*Objective*:
Write out all of the data exactly as it appears.

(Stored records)
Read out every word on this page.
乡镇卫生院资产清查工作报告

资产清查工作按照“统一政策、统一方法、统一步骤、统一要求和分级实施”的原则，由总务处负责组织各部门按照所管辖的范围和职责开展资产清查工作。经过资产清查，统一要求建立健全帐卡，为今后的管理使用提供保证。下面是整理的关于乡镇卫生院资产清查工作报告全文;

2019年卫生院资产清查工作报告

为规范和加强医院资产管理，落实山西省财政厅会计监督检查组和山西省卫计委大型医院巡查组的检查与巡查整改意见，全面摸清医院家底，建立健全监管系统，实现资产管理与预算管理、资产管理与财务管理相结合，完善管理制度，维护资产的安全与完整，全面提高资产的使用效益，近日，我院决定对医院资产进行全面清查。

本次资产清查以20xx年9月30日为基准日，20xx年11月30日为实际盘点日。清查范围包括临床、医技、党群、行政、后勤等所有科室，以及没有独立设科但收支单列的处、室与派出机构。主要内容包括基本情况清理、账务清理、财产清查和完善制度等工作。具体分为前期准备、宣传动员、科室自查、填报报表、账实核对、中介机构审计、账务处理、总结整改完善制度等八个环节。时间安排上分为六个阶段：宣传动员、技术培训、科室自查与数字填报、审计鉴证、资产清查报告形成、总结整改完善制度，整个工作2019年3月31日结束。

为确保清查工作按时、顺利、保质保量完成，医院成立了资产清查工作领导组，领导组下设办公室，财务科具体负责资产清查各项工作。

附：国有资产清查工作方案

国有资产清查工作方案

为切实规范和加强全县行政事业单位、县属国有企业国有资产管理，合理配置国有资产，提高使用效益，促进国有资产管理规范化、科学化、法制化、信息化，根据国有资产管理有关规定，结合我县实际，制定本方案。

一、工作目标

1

*In response*:
Read out every word on this page.
乡镇卫生院资产清查工作报告

资产清查工作按照“统一政策、统一方法、统一步骤、统一要求和分级实施”的原则，由总务处负责组织各部门按照所管辖的范围和职责开展资产清查工作。经过资产清查，统一要求建立健全帐卡，为今后的管理使用提供保证。下面是整理的关于乡镇卫生院资产清查工作报告全文;

2019年卫生院资产清查工作报告

为规范和加强医院资产管理，落实山西省财政厅会计监督检查组和山西省卫计委大型医院巡查组的检查与巡查整改意见，全面摸清医院家底，建立健全监管系统，实现资产管理与预算管理、资产管理与财务管理相结合，完善管理制度，维护资产的安全与完整，全面提高资产的使用效益，近日，我院决定对医院资产进行全面清查。

本次资产清查以20xx年9月30日为基准日，20xx年11月30日为实际盘点日。清查范围包括临床、医技、党群、行政、后勤等所有科室，以及没有独立设科但收支单列的处、室与派出机构。主要内容包括基本情况清理、账务清理、财产清查和完善制度等工作。具体分为前期准备、宣传动员、科室自查、填报报表、账实核对、中介机构审计、账务处理、总结整改完善制度等八个环节。时间安排上分为六个阶段：宣传动员、技术培训、科室自查与数字填报、审计鉴证、资产清查报告形成、总结整改完善制度，整个工作2019年3月31日结束。

为确保清查工作按时、顺利、保质保量完成，医院成立了资产清查工作领导组，领导组下设办公室，财务科具体负责资产清查各项工作。

附：国有资产清查工作方案

国有资产清查工作方案

为切实规范和加强全县行政事业单位、县属国有企业国有资产管理，合理配置国有资产，提高使用效益，促进国有资产管理规范化、科学化、法制化、信息化，根据国有资产管理有关规定，结合我县实际，制定本方案。

一、工作目标

1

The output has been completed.